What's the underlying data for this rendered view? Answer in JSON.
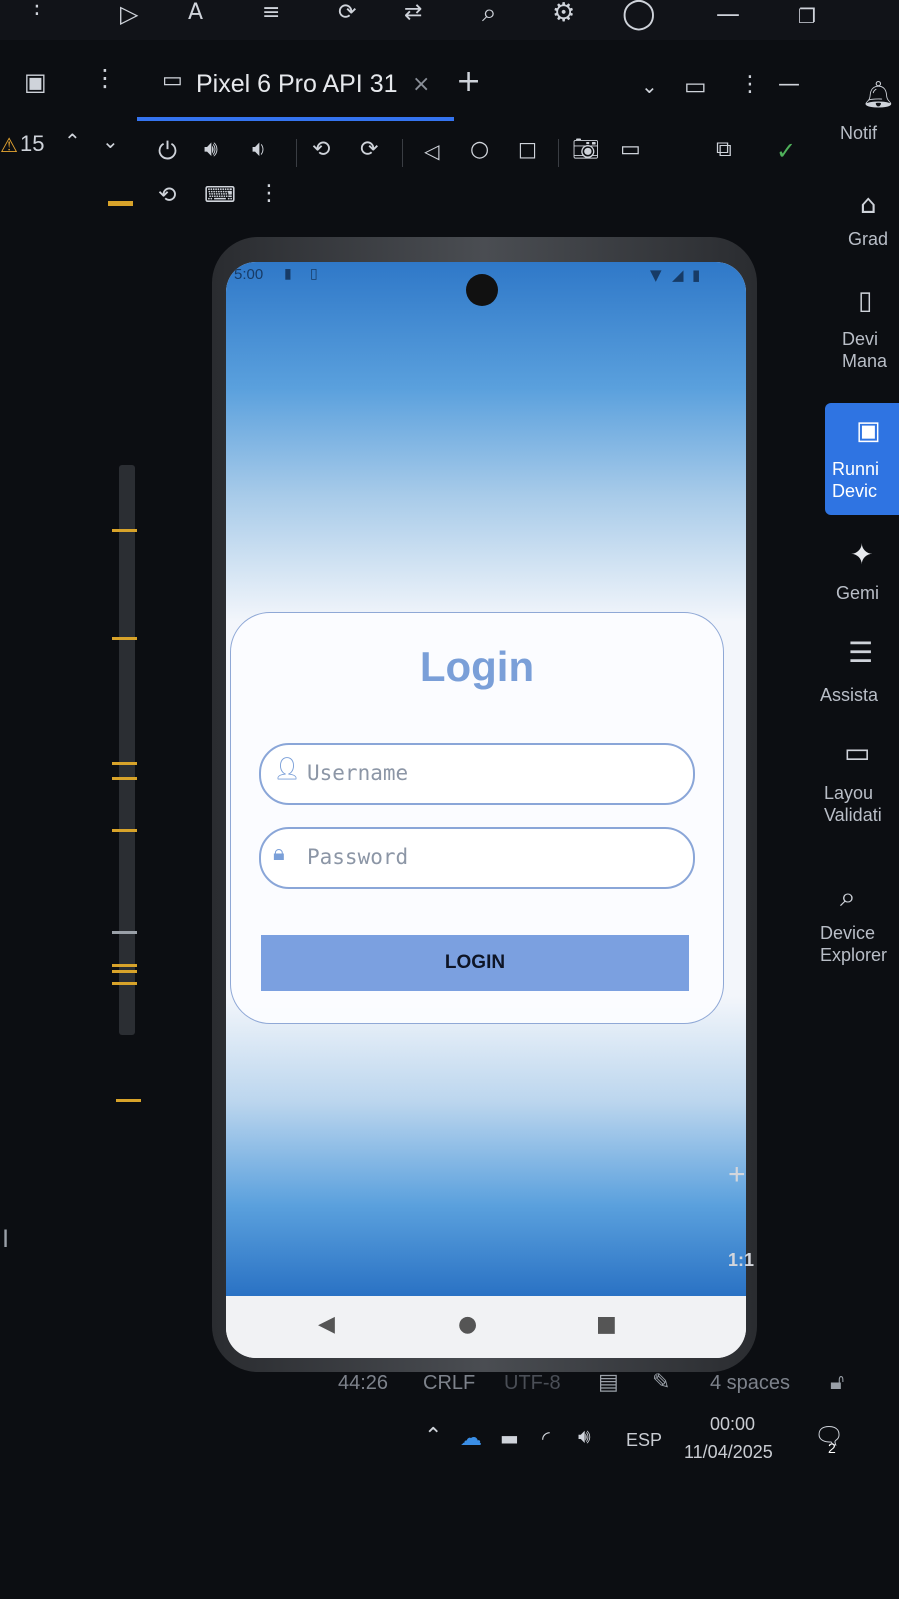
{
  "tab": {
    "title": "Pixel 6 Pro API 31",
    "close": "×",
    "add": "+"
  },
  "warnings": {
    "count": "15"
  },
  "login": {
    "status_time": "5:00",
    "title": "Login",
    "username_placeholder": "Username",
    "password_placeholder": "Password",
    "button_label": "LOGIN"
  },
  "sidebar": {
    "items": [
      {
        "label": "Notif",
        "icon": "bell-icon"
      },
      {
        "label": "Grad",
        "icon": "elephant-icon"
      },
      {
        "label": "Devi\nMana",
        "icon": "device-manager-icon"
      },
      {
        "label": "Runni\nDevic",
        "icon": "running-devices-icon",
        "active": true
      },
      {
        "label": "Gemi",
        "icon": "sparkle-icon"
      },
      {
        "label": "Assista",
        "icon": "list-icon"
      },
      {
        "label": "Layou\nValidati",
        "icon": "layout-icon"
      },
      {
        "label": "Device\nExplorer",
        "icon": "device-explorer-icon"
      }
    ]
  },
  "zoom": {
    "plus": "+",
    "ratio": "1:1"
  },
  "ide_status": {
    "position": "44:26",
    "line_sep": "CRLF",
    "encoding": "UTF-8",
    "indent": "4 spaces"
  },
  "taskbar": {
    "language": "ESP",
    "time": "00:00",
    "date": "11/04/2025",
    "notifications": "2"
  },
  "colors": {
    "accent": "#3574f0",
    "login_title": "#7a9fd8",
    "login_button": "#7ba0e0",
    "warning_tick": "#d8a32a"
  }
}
= = = = = = =
The task:
Each line in the records above should be reproduced exactly; images are not copied.

Solution below:
What's the underlying data for this rendered view? Answer in JSON.
{
  "tab": {
    "title": "Pixel 6 Pro API 31",
    "close": "×",
    "add": "+"
  },
  "warnings": {
    "count": "15"
  },
  "login": {
    "status_time": "5:00",
    "title": "Login",
    "username_placeholder": "Username",
    "password_placeholder": "Password",
    "button_label": "LOGIN"
  },
  "sidebar": {
    "items": [
      {
        "label": "Notif",
        "icon": "bell-icon"
      },
      {
        "label": "Grad",
        "icon": "elephant-icon"
      },
      {
        "label": "Devi\nMana",
        "icon": "device-manager-icon"
      },
      {
        "label": "Runni\nDevic",
        "icon": "running-devices-icon",
        "active": true
      },
      {
        "label": "Gemi",
        "icon": "sparkle-icon"
      },
      {
        "label": "Assista",
        "icon": "list-icon"
      },
      {
        "label": "Layou\nValidati",
        "icon": "layout-icon"
      },
      {
        "label": "Device\nExplorer",
        "icon": "device-explorer-icon"
      }
    ]
  },
  "zoom": {
    "plus": "+",
    "ratio": "1:1"
  },
  "ide_status": {
    "position": "44:26",
    "line_sep": "CRLF",
    "encoding": "UTF-8",
    "indent": "4 spaces"
  },
  "taskbar": {
    "language": "ESP",
    "time": "00:00",
    "date": "11/04/2025",
    "notifications": "2"
  },
  "colors": {
    "accent": "#3574f0",
    "login_title": "#7a9fd8",
    "login_button": "#7ba0e0",
    "warning_tick": "#d8a32a"
  }
}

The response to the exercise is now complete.